* Written task *
Look through the data for the string "document". Copy every line where it is found.

* Input data *
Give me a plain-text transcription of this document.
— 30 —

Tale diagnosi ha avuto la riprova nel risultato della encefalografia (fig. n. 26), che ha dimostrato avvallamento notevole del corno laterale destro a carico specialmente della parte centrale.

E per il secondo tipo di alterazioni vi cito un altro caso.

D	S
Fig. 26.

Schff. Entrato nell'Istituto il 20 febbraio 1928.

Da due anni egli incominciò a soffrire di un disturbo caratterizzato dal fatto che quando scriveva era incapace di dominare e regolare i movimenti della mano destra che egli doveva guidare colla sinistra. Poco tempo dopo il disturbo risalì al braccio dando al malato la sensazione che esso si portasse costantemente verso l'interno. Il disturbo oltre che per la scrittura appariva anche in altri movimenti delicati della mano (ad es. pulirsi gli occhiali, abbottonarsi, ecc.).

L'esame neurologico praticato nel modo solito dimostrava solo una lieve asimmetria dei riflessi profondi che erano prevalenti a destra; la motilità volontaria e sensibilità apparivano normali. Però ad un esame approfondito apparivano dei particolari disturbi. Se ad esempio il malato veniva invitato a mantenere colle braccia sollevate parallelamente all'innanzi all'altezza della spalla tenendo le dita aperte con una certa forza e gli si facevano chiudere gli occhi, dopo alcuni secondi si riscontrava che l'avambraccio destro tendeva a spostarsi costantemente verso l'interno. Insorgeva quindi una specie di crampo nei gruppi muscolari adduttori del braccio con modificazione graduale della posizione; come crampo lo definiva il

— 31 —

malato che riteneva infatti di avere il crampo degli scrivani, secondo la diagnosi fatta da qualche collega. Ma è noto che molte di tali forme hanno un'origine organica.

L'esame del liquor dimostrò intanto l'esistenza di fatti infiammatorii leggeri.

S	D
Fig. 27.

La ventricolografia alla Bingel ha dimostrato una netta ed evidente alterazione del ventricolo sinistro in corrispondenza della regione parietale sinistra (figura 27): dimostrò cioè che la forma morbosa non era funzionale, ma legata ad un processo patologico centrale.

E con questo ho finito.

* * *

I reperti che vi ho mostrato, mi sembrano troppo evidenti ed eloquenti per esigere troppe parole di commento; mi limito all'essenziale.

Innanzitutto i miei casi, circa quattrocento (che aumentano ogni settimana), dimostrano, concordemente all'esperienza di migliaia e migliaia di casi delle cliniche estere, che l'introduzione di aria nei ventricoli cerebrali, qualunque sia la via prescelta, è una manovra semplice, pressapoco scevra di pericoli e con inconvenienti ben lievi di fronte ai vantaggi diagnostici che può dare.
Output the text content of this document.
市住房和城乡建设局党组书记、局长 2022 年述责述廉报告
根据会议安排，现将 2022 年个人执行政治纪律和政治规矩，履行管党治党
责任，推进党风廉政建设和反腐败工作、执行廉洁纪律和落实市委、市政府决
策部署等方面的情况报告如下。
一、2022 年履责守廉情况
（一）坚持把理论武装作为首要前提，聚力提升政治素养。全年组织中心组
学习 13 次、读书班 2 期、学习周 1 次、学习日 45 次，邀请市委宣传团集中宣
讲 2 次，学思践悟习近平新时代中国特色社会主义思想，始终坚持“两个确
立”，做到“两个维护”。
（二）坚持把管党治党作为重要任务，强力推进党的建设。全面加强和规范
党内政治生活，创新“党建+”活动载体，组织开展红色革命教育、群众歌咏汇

* Solution for this problem *
Give me a plain-text transcription of this document.
Output the text content of this document.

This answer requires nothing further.